Stored data
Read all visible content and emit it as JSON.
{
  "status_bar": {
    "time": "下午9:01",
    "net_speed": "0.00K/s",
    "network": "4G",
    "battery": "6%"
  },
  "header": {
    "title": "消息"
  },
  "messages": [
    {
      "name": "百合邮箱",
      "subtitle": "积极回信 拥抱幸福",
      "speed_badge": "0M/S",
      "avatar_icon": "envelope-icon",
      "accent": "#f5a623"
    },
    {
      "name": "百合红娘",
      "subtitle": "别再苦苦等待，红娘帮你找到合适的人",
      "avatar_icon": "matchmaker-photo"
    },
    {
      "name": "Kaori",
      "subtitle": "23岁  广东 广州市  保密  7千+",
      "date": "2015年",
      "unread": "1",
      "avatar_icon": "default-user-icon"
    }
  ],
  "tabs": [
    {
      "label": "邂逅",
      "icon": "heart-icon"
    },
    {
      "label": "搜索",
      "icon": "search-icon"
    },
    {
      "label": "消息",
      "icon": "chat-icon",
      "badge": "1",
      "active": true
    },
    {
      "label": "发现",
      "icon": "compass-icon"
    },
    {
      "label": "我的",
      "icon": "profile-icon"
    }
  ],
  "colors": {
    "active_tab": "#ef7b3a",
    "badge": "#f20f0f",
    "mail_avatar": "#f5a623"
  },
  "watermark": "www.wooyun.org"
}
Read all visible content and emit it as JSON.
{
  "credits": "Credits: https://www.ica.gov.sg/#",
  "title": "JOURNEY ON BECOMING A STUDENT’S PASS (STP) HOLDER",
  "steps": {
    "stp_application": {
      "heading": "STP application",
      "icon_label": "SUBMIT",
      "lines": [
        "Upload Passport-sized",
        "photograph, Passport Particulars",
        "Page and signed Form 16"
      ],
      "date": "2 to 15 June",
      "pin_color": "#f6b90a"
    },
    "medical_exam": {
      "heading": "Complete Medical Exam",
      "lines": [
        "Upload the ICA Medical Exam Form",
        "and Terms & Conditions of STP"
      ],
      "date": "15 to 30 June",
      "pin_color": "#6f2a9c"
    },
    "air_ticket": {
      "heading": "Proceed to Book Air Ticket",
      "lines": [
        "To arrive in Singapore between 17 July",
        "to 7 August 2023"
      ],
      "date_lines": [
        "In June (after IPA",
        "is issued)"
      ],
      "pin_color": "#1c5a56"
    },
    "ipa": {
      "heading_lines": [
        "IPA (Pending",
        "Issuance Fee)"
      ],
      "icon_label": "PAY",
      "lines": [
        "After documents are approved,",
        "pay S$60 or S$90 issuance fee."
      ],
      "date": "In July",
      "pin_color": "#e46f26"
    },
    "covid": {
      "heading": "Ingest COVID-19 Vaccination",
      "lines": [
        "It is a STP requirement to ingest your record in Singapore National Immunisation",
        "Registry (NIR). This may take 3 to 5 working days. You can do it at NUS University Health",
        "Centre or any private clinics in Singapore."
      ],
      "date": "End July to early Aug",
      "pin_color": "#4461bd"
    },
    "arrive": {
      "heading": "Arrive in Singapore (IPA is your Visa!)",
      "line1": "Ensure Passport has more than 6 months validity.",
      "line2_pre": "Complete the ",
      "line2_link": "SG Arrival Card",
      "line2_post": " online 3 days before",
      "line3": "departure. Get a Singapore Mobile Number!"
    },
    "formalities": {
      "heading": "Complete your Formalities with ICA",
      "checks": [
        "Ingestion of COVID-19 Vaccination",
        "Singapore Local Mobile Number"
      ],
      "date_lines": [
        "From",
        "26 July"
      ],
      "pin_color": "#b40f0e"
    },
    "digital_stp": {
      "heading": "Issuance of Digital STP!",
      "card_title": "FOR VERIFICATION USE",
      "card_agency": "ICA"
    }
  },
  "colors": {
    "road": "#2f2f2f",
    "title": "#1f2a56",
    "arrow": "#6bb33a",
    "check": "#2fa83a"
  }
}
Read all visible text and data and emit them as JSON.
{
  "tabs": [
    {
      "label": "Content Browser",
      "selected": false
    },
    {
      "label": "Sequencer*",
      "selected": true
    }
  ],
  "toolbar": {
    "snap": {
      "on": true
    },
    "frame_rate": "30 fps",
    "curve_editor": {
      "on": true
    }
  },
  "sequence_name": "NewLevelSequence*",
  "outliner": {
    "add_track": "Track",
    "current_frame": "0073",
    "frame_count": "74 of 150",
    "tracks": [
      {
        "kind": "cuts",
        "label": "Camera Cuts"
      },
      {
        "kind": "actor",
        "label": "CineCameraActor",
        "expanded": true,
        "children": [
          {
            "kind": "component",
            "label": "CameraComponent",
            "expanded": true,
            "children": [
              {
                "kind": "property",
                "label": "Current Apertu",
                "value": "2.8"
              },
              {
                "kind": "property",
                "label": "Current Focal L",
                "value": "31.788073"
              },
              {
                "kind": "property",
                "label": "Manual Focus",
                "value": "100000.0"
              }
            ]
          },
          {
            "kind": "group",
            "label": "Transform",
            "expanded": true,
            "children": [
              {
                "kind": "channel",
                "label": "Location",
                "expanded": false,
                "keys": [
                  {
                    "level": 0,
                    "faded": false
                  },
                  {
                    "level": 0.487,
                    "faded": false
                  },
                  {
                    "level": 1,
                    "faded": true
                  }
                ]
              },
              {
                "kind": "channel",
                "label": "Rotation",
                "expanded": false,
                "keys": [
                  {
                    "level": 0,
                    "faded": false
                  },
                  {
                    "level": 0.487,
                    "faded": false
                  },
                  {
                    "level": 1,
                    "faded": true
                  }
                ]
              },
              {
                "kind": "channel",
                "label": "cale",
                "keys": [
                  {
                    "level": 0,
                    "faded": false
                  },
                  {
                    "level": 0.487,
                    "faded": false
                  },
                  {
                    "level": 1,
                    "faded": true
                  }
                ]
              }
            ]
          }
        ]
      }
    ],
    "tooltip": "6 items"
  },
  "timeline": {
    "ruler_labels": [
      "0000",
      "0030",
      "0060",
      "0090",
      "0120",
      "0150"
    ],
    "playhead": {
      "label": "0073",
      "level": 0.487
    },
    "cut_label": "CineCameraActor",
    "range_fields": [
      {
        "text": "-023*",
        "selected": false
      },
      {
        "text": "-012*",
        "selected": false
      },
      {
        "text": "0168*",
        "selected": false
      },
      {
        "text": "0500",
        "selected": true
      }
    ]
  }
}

◆ What you are asked to do
Restate all of the entries exactly, please.

◆ Answer for this exercise
Read all visible content and emit it as JSON.
{
  "status_bar": {
    "time": "下午9:01",
    "net_speed": "0.00K/s",
    "network": "4G",
    "battery": "6%"
  },
  "header": {
    "title": "消息"
  },
  "messages": [
    {
      "name": "百合邮箱",
      "subtitle": "积极回信 拥抱幸福",
      "speed_badge": "0M/S",
      "avatar_icon": "envelope-icon",
      "accent": "#f5a623"
    },
    {
      "name": "百合红娘",
      "subtitle": "别再苦苦等待，红娘帮你找到合适的人",
      "avatar_icon": "matchmaker-photo"
    },
    {
      "name": "Kaori",
      "subtitle": "23岁  广东 广州市  保密  7千+",
      "date": "2015年",
      "unread": "1",
      "avatar_icon": "default-user-icon"
    }
  ],
  "tabs": [
    {
      "label": "邂逅",
      "icon": "heart-icon"
    },
    {
      "label": "搜索",
      "icon": "search-icon"
    },
    {
      "label": "消息",
      "icon": "chat-icon",
      "badge": "1",
      "active": true
    },
    {
      "label": "发现",
      "icon": "compass-icon"
    },
    {
      "label": "我的",
      "icon": "profile-icon"
    }
  ],
  "colors": {
    "active_tab": "#ef7b3a",
    "badge": "#f20f0f",
    "mail_avatar": "#f5a623"
  },
  "watermark": "www.wooyun.org"
}
Read all visible content and emit it as JSON.
{
  "credits": "Credits: https://www.ica.gov.sg/#",
  "title": "JOURNEY ON BECOMING A STUDENT’S PASS (STP) HOLDER",
  "steps": {
    "stp_application": {
      "heading": "STP application",
      "icon_label": "SUBMIT",
      "lines": [
        "Upload Passport-sized",
        "photograph, Passport Particulars",
        "Page and signed Form 16"
      ],
      "date": "2 to 15 June",
      "pin_color": "#f6b90a"
    },
    "medical_exam": {
      "heading": "Complete Medical Exam",
      "lines": [
        "Upload the ICA Medical Exam Form",
        "and Terms & Conditions of STP"
      ],
      "date": "15 to 30 June",
      "pin_color": "#6f2a9c"
    },
    "air_ticket": {
      "heading": "Proceed to Book Air Ticket",
      "lines": [
        "To arrive in Singapore between 17 July",
        "to 7 August 2023"
      ],
      "date_lines": [
        "In June (after IPA",
        "is issued)"
      ],
      "pin_color": "#1c5a56"
    },
    "ipa": {
      "heading_lines": [
        "IPA (Pending",
        "Issuance Fee)"
      ],
      "icon_label": "PAY",
      "lines": [
        "After documents are approved,",
        "pay S$60 or S$90 issuance fee."
      ],
      "date": "In July",
      "pin_color": "#e46f26"
    },
    "covid": {
      "heading": "Ingest COVID-19 Vaccination",
      "lines": [
        "It is a STP requirement to ingest your record in Singapore National Immunisation",
        "Registry (NIR). This may take 3 to 5 working days. You can do it at NUS University Health",
        "Centre or any private clinics in Singapore."
      ],
      "date": "End July to early Aug",
      "pin_color": "#4461bd"
    },
    "arrive": {
      "heading": "Arrive in Singapore (IPA is your Visa!)",
      "line1": "Ensure Passport has more than 6 months validity.",
      "line2_pre": "Complete the ",
      "line2_link": "SG Arrival Card",
      "line2_post": " online 3 days before",
      "line3": "departure. Get a Singapore Mobile Number!"
    },
    "formalities": {
      "heading": "Complete your Formalities with ICA",
      "checks": [
        "Ingestion of COVID-19 Vaccination",
        "Singapore Local Mobile Number"
      ],
      "date_lines": [
        "From",
        "26 July"
      ],
      "pin_color": "#b40f0e"
    },
    "digital_stp": {
      "heading": "Issuance of Digital STP!",
      "card_title": "FOR VERIFICATION USE",
      "card_agency": "ICA"
    }
  },
  "colors": {
    "road": "#2f2f2f",
    "title": "#1f2a56",
    "arrow": "#6bb33a",
    "check": "#2fa83a"
  }
}
Read all visible text and data and emit them as JSON.
{
  "tabs": [
    {
      "label": "Content Browser",
      "selected": false
    },
    {
      "label": "Sequencer*",
      "selected": true
    }
  ],
  "toolbar": {
    "snap": {
      "on": true
    },
    "frame_rate": "30 fps",
    "curve_editor": {
      "on": true
    }
  },
  "sequence_name": "NewLevelSequence*",
  "outliner": {
    "add_track": "Track",
    "current_frame": "0073",
    "frame_count": "74 of 150",
    "tracks": [
      {
        "kind": "cuts",
        "label": "Camera Cuts"
      },
      {
        "kind": "actor",
        "label": "CineCameraActor",
        "expanded": true,
        "children": [
          {
            "kind": "component",
            "label": "CameraComponent",
            "expanded": true,
            "children": [
              {
                "kind": "property",
                "label": "Current Apertu",
                "value": "2.8"
              },
              {
                "kind": "property",
                "label": "Current Focal L",
                "value": "31.788073"
              },
              {
                "kind": "property",
                "label": "Manual Focus",
                "value": "100000.0"
              }
            ]
          },
          {
            "kind": "group",
            "label": "Transform",
            "expanded": true,
            "children": [
              {
                "kind": "channel",
                "label": "Location",
                "expanded": false,
                "keys": [
                  {
                    "level": 0,
                    "faded": false
                  },
                  {
                    "level": 0.487,
                    "faded": false
                  },
                  {
                    "level": 1,
                    "faded": true
                  }
                ]
              },
              {
                "kind": "channel",
                "label": "Rotation",
                "expanded": false,
                "keys": [
                  {
                    "level": 0,
                    "faded": false
                  },
                  {
                    "level": 0.487,
                    "faded": false
                  },
                  {
                    "level": 1,
                    "faded": true
                  }
                ]
              },
              {
                "kind": "channel",
                "label": "cale",
                "keys": [
                  {
                    "level": 0,
                    "faded": false
                  },
                  {
                    "level": 0.487,
                    "faded": false
                  },
                  {
                    "level": 1,
                    "faded": true
                  }
                ]
              }
            ]
          }
        ]
      }
    ],
    "tooltip": "6 items"
  },
  "timeline": {
    "ruler_labels": [
      "0000",
      "0030",
      "0060",
      "0090",
      "0120",
      "0150"
    ],
    "playhead": {
      "label": "0073",
      "level": 0.487
    },
    "cut_label": "CineCameraActor",
    "range_fields": [
      {
        "text": "-023*",
        "selected": false
      },
      {
        "text": "-012*",
        "selected": false
      },
      {
        "text": "0168*",
        "selected": false
      },
      {
        "text": "0500",
        "selected": true
      }
    ]
  }
}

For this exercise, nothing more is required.